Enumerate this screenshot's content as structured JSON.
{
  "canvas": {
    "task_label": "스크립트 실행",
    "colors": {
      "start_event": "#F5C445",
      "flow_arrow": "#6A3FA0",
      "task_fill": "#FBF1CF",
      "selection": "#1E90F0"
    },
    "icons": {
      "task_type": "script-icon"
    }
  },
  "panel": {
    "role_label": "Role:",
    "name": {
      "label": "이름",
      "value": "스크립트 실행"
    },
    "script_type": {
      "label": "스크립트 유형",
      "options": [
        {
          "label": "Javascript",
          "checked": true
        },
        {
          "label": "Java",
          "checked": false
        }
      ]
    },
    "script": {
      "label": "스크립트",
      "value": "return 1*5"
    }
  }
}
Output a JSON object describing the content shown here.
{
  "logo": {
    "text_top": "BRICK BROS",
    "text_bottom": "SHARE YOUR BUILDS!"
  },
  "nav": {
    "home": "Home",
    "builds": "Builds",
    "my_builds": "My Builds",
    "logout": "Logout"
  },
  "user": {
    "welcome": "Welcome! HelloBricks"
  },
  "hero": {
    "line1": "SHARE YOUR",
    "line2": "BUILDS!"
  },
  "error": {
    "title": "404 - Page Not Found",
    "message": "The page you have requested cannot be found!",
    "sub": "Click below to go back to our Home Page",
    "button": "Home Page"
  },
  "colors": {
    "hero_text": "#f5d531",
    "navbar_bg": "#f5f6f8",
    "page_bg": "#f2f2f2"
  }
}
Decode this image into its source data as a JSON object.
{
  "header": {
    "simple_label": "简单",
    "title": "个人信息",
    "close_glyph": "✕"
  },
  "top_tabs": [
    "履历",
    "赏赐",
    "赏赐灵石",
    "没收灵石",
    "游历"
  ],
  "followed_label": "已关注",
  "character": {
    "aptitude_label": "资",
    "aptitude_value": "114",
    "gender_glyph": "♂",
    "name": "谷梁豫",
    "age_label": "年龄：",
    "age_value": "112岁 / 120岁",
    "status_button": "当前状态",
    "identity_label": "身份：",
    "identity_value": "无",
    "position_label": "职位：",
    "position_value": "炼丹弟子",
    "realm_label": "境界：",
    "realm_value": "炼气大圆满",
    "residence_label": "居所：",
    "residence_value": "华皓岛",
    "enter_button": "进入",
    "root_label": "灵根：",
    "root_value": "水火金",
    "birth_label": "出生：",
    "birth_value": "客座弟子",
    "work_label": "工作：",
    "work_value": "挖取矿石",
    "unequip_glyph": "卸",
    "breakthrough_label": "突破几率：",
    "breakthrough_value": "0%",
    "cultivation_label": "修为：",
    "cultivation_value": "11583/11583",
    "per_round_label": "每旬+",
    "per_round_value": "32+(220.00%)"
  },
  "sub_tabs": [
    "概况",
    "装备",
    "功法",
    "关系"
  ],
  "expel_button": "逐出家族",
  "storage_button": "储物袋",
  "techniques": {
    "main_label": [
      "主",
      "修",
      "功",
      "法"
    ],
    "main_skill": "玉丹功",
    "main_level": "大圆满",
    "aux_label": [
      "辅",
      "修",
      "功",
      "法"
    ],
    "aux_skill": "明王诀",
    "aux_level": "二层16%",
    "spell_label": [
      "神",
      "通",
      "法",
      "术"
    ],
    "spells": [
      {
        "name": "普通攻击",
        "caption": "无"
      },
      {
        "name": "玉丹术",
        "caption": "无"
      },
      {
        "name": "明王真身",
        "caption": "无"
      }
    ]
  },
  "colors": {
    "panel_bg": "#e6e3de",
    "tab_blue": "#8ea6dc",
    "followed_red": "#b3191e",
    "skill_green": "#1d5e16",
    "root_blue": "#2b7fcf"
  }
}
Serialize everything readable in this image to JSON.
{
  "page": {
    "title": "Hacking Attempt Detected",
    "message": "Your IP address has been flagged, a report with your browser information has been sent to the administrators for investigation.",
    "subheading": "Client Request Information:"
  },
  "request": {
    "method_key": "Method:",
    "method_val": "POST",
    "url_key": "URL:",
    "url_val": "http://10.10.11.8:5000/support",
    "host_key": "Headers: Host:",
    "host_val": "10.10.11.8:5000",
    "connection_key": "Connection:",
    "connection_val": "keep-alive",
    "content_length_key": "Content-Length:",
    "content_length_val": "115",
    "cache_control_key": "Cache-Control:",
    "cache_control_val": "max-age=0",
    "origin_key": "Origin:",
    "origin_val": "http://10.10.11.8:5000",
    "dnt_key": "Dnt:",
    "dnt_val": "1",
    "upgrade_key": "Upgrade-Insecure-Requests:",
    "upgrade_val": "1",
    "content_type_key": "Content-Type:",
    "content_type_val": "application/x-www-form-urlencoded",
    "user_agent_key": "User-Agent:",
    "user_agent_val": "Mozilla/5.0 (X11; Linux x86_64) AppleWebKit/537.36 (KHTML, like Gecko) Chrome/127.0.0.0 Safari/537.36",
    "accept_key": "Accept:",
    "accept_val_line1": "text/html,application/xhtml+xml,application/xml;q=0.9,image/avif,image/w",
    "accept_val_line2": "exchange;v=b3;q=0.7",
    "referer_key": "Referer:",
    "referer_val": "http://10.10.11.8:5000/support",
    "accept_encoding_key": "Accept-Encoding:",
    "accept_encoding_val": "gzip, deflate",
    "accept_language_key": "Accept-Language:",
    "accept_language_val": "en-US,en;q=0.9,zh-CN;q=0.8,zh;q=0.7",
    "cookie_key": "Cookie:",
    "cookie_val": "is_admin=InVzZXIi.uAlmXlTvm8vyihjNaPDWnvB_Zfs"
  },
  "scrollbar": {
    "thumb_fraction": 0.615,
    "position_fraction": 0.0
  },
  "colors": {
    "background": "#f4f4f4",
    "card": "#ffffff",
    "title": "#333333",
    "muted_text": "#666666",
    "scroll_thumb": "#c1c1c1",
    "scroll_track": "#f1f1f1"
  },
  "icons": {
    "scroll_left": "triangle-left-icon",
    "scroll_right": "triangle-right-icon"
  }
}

════════

YOUR INSTRUCTIONS - Output the records above in their entirety, exactly.

THE SOLUTION -
Enumerate this screenshot's content as structured JSON.
{
  "canvas": {
    "task_label": "스크립트 실행",
    "colors": {
      "start_event": "#F5C445",
      "flow_arrow": "#6A3FA0",
      "task_fill": "#FBF1CF",
      "selection": "#1E90F0"
    },
    "icons": {
      "task_type": "script-icon"
    }
  },
  "panel": {
    "role_label": "Role:",
    "name": {
      "label": "이름",
      "value": "스크립트 실행"
    },
    "script_type": {
      "label": "스크립트 유형",
      "options": [
        {
          "label": "Javascript",
          "checked": true
        },
        {
          "label": "Java",
          "checked": false
        }
      ]
    },
    "script": {
      "label": "스크립트",
      "value": "return 1*5"
    }
  }
}
Output a JSON object describing the content shown here.
{
  "logo": {
    "text_top": "BRICK BROS",
    "text_bottom": "SHARE YOUR BUILDS!"
  },
  "nav": {
    "home": "Home",
    "builds": "Builds",
    "my_builds": "My Builds",
    "logout": "Logout"
  },
  "user": {
    "welcome": "Welcome! HelloBricks"
  },
  "hero": {
    "line1": "SHARE YOUR",
    "line2": "BUILDS!"
  },
  "error": {
    "title": "404 - Page Not Found",
    "message": "The page you have requested cannot be found!",
    "sub": "Click below to go back to our Home Page",
    "button": "Home Page"
  },
  "colors": {
    "hero_text": "#f5d531",
    "navbar_bg": "#f5f6f8",
    "page_bg": "#f2f2f2"
  }
}
Decode this image into its source data as a JSON object.
{
  "header": {
    "simple_label": "简单",
    "title": "个人信息",
    "close_glyph": "✕"
  },
  "top_tabs": [
    "履历",
    "赏赐",
    "赏赐灵石",
    "没收灵石",
    "游历"
  ],
  "followed_label": "已关注",
  "character": {
    "aptitude_label": "资",
    "aptitude_value": "114",
    "gender_glyph": "♂",
    "name": "谷梁豫",
    "age_label": "年龄：",
    "age_value": "112岁 / 120岁",
    "status_button": "当前状态",
    "identity_label": "身份：",
    "identity_value": "无",
    "position_label": "职位：",
    "position_value": "炼丹弟子",
    "realm_label": "境界：",
    "realm_value": "炼气大圆满",
    "residence_label": "居所：",
    "residence_value": "华皓岛",
    "enter_button": "进入",
    "root_label": "灵根：",
    "root_value": "水火金",
    "birth_label": "出生：",
    "birth_value": "客座弟子",
    "work_label": "工作：",
    "work_value": "挖取矿石",
    "unequip_glyph": "卸",
    "breakthrough_label": "突破几率：",
    "breakthrough_value": "0%",
    "cultivation_label": "修为：",
    "cultivation_value": "11583/11583",
    "per_round_label": "每旬+",
    "per_round_value": "32+(220.00%)"
  },
  "sub_tabs": [
    "概况",
    "装备",
    "功法",
    "关系"
  ],
  "expel_button": "逐出家族",
  "storage_button": "储物袋",
  "techniques": {
    "main_label": [
      "主",
      "修",
      "功",
      "法"
    ],
    "main_skill": "玉丹功",
    "main_level": "大圆满",
    "aux_label": [
      "辅",
      "修",
      "功",
      "法"
    ],
    "aux_skill": "明王诀",
    "aux_level": "二层16%",
    "spell_label": [
      "神",
      "通",
      "法",
      "术"
    ],
    "spells": [
      {
        "name": "普通攻击",
        "caption": "无"
      },
      {
        "name": "玉丹术",
        "caption": "无"
      },
      {
        "name": "明王真身",
        "caption": "无"
      }
    ]
  },
  "colors": {
    "panel_bg": "#e6e3de",
    "tab_blue": "#8ea6dc",
    "followed_red": "#b3191e",
    "skill_green": "#1d5e16",
    "root_blue": "#2b7fcf"
  }
}
Serialize everything readable in this image to JSON.
{
  "page": {
    "title": "Hacking Attempt Detected",
    "message": "Your IP address has been flagged, a report with your browser information has been sent to the administrators for investigation.",
    "subheading": "Client Request Information:"
  },
  "request": {
    "method_key": "Method:",
    "method_val": "POST",
    "url_key": "URL:",
    "url_val": "http://10.10.11.8:5000/support",
    "host_key": "Headers: Host:",
    "host_val": "10.10.11.8:5000",
    "connection_key": "Connection:",
    "connection_val": "keep-alive",
    "content_length_key": "Content-Length:",
    "content_length_val": "115",
    "cache_control_key": "Cache-Control:",
    "cache_control_val": "max-age=0",
    "origin_key": "Origin:",
    "origin_val": "http://10.10.11.8:5000",
    "dnt_key": "Dnt:",
    "dnt_val": "1",
    "upgrade_key": "Upgrade-Insecure-Requests:",
    "upgrade_val": "1",
    "content_type_key": "Content-Type:",
    "content_type_val": "application/x-www-form-urlencoded",
    "user_agent_key": "User-Agent:",
    "user_agent_val": "Mozilla/5.0 (X11; Linux x86_64) AppleWebKit/537.36 (KHTML, like Gecko) Chrome/127.0.0.0 Safari/537.36",
    "accept_key": "Accept:",
    "accept_val_line1": "text/html,application/xhtml+xml,application/xml;q=0.9,image/avif,image/w",
    "accept_val_line2": "exchange;v=b3;q=0.7",
    "referer_key": "Referer:",
    "referer_val": "http://10.10.11.8:5000/support",
    "accept_encoding_key": "Accept-Encoding:",
    "accept_encoding_val": "gzip, deflate",
    "accept_language_key": "Accept-Language:",
    "accept_language_val": "en-US,en;q=0.9,zh-CN;q=0.8,zh;q=0.7",
    "cookie_key": "Cookie:",
    "cookie_val": "is_admin=InVzZXIi.uAlmXlTvm8vyihjNaPDWnvB_Zfs"
  },
  "scrollbar": {
    "thumb_fraction": 0.615,
    "position_fraction": 0.0
  },
  "colors": {
    "background": "#f4f4f4",
    "card": "#ffffff",
    "title": "#333333",
    "muted_text": "#666666",
    "scroll_thumb": "#c1c1c1",
    "scroll_track": "#f1f1f1"
  },
  "icons": {
    "scroll_left": "triangle-left-icon",
    "scroll_right": "triangle-right-icon"
  }
}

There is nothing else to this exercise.